In the material below, find how many lines contain the string "radiation". Write only that number.

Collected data

━━━━━━━━━━━━━━━━

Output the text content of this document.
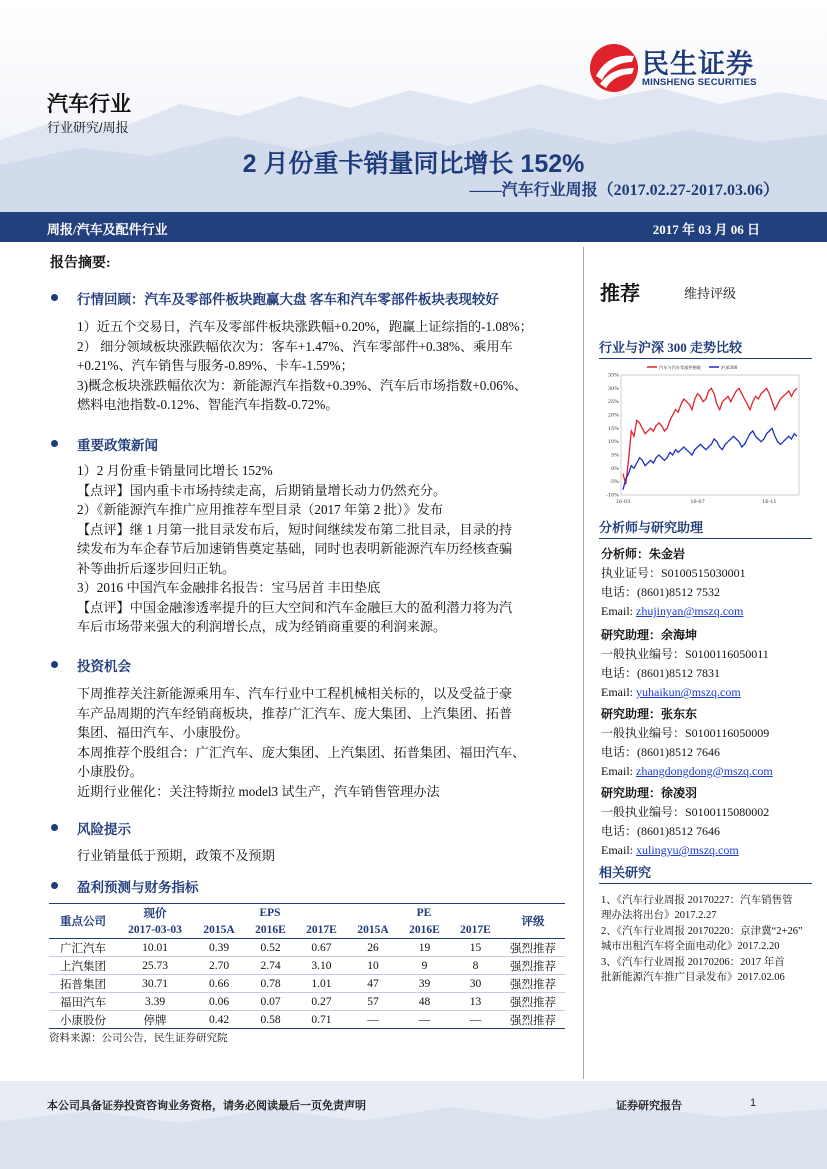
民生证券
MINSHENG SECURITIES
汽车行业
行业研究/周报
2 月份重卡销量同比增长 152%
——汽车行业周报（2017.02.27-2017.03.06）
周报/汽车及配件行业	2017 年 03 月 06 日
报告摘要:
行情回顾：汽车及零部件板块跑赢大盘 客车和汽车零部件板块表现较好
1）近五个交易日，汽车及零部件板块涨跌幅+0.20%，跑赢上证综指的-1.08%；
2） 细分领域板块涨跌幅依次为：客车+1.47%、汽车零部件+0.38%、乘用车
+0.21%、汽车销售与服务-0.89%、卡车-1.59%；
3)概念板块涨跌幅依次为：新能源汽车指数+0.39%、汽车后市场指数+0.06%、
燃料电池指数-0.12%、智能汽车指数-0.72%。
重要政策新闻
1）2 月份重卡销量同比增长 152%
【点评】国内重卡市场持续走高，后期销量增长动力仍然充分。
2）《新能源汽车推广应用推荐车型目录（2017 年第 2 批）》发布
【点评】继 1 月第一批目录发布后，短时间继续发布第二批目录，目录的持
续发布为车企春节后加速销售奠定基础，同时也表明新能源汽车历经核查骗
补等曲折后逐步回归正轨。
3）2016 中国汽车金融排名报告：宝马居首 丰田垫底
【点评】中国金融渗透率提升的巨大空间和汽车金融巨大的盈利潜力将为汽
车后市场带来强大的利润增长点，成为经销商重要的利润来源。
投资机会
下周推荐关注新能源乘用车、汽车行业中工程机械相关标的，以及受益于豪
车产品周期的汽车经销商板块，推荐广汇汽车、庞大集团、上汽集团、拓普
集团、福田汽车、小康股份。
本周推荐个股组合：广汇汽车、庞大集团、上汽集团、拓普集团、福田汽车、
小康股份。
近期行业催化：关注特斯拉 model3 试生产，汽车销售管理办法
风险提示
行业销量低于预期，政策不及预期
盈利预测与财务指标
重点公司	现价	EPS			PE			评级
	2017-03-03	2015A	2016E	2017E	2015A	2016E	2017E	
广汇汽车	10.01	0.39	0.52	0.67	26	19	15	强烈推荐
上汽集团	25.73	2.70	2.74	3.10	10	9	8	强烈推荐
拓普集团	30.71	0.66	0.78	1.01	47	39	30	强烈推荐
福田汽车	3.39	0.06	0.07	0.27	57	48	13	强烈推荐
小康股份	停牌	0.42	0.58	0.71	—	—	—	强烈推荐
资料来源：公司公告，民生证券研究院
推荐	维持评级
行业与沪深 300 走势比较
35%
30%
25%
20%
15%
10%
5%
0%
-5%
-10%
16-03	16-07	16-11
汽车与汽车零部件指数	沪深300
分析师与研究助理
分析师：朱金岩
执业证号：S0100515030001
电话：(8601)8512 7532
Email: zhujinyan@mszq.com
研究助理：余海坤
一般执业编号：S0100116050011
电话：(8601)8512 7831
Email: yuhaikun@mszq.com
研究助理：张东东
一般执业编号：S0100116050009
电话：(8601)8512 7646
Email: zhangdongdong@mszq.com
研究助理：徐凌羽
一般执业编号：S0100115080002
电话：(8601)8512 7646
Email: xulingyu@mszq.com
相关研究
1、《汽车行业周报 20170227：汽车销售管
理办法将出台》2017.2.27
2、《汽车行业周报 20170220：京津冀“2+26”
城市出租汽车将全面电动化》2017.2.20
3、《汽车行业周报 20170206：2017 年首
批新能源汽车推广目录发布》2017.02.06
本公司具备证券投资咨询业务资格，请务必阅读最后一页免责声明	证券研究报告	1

━━━━━━━━━━━━━━━━

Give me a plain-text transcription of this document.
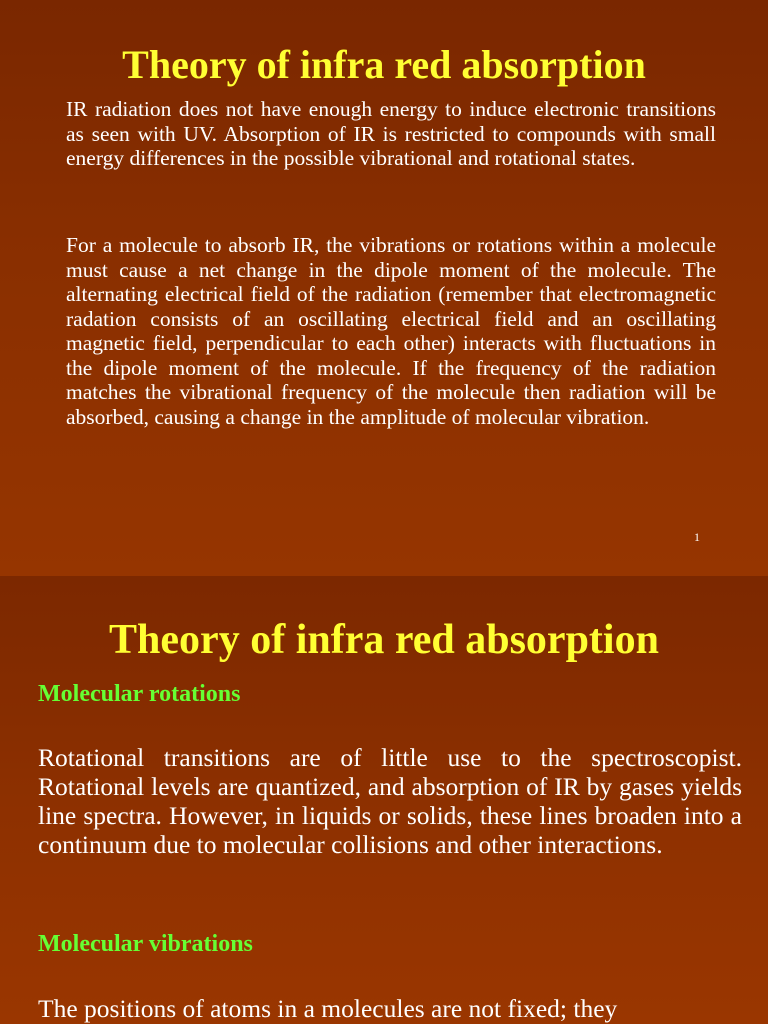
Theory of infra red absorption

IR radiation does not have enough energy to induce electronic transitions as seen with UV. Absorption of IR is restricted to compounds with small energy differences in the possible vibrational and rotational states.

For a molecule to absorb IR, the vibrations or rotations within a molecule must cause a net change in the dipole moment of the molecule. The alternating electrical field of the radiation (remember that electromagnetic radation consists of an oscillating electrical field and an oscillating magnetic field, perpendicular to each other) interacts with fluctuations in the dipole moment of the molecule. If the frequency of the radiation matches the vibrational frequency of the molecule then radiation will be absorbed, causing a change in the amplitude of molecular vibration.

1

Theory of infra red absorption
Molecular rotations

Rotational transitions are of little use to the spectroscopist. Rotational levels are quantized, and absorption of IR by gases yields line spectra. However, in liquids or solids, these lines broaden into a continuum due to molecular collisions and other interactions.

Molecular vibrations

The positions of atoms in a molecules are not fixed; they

━━━━━━━━━━━━━━━━

Result of the exercise
2